- Records -
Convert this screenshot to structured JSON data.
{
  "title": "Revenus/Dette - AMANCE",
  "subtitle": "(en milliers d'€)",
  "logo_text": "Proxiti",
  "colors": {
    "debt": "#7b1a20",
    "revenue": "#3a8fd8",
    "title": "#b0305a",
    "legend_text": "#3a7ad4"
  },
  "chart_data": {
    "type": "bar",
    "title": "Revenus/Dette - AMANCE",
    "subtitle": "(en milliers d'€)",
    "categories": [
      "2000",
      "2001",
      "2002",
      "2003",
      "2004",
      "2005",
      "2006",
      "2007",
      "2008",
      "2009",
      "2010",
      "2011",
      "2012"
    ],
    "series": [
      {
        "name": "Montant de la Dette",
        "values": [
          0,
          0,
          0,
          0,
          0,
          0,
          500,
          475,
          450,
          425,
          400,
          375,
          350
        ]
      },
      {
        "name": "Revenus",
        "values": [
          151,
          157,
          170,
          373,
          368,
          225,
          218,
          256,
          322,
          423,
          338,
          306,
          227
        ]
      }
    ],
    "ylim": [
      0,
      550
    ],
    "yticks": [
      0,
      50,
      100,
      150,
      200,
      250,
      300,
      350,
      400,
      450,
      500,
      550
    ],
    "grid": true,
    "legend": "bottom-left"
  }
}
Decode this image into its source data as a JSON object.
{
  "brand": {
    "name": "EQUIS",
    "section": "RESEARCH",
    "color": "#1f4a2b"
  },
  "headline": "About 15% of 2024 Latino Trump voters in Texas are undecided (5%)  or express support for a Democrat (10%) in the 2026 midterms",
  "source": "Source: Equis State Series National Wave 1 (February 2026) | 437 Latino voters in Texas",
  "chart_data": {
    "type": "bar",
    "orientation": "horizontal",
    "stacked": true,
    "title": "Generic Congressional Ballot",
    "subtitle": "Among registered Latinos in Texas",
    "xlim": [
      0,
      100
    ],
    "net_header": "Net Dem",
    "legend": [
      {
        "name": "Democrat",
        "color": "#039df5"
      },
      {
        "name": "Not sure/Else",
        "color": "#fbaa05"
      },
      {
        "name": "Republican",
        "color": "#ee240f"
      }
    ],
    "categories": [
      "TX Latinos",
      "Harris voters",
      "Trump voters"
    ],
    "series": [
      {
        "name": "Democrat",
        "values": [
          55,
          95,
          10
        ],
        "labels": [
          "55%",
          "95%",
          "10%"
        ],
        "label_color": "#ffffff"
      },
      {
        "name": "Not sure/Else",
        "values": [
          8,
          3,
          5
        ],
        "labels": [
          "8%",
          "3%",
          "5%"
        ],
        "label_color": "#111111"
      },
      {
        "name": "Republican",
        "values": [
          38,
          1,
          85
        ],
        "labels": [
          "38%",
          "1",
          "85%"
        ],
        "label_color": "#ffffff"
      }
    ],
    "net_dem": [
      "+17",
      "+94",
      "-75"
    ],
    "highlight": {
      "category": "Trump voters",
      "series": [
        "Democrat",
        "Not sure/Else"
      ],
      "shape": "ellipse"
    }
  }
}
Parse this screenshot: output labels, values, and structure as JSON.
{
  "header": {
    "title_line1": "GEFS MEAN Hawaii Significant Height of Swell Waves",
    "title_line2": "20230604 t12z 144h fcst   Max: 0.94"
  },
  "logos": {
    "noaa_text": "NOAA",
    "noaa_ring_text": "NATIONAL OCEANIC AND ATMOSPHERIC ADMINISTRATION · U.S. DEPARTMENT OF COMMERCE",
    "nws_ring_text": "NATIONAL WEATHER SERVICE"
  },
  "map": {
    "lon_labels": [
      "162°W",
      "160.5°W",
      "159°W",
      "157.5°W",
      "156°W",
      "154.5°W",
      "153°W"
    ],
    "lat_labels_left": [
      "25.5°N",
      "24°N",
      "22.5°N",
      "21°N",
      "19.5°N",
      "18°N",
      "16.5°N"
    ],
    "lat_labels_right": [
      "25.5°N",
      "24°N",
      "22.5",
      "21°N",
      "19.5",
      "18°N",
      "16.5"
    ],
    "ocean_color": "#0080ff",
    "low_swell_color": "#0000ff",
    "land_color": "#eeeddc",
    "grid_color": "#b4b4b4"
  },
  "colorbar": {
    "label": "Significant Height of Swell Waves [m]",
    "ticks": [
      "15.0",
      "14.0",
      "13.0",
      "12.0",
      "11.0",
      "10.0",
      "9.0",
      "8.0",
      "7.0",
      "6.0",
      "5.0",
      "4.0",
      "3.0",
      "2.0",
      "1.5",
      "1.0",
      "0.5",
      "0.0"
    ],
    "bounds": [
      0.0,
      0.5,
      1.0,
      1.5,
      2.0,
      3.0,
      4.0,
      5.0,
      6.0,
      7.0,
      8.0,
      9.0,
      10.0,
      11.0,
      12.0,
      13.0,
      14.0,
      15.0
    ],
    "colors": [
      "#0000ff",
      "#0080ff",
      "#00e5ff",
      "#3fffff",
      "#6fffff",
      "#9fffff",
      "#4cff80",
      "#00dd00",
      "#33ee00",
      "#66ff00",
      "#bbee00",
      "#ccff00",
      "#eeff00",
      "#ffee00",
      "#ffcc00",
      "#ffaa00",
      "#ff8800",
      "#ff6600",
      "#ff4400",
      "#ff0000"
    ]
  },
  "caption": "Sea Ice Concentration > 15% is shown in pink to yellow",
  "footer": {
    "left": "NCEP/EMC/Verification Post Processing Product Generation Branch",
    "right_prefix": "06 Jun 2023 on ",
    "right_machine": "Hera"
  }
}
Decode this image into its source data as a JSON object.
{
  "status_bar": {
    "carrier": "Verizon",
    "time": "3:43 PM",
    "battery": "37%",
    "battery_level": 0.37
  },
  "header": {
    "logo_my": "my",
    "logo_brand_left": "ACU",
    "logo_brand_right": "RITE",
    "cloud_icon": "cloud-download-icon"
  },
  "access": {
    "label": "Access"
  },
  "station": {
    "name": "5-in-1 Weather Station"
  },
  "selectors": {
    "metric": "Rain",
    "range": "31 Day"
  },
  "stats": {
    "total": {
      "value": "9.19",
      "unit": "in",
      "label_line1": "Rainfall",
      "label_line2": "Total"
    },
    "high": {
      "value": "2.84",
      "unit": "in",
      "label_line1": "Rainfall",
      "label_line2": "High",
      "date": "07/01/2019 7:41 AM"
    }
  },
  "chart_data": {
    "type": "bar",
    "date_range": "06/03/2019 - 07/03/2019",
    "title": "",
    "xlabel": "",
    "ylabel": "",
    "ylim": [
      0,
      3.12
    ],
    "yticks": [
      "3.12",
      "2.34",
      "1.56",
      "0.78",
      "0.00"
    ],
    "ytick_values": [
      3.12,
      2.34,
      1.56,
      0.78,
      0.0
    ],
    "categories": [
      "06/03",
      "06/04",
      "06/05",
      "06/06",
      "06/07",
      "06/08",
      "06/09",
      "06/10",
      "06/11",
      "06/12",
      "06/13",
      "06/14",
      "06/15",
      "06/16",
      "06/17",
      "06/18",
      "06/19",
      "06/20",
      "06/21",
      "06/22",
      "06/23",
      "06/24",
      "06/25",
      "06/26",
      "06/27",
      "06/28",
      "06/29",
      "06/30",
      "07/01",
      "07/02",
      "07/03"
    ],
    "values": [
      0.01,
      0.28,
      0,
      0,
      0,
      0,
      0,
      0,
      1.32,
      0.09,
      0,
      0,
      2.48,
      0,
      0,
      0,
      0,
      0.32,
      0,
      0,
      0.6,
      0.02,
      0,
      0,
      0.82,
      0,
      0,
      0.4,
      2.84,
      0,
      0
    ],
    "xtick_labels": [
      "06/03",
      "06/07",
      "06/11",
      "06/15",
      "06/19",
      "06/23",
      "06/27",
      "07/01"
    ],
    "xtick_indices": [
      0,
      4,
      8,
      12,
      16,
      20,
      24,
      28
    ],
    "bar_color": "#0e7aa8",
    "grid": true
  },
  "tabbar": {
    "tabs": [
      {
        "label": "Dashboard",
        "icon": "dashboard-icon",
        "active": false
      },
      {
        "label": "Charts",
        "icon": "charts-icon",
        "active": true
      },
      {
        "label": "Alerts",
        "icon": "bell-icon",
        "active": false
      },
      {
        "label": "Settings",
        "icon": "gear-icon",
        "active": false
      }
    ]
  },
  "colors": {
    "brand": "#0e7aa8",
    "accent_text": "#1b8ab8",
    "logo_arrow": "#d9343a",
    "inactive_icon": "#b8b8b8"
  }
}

- The task -
Gather each line of the listing containing the word "subtitle" and show it.

- Written answer -
  "subtitle": "(en milliers d'€)",
    "subtitle": "(en milliers d'€)",
    "subtitle": "Among registered Latinos in Texas",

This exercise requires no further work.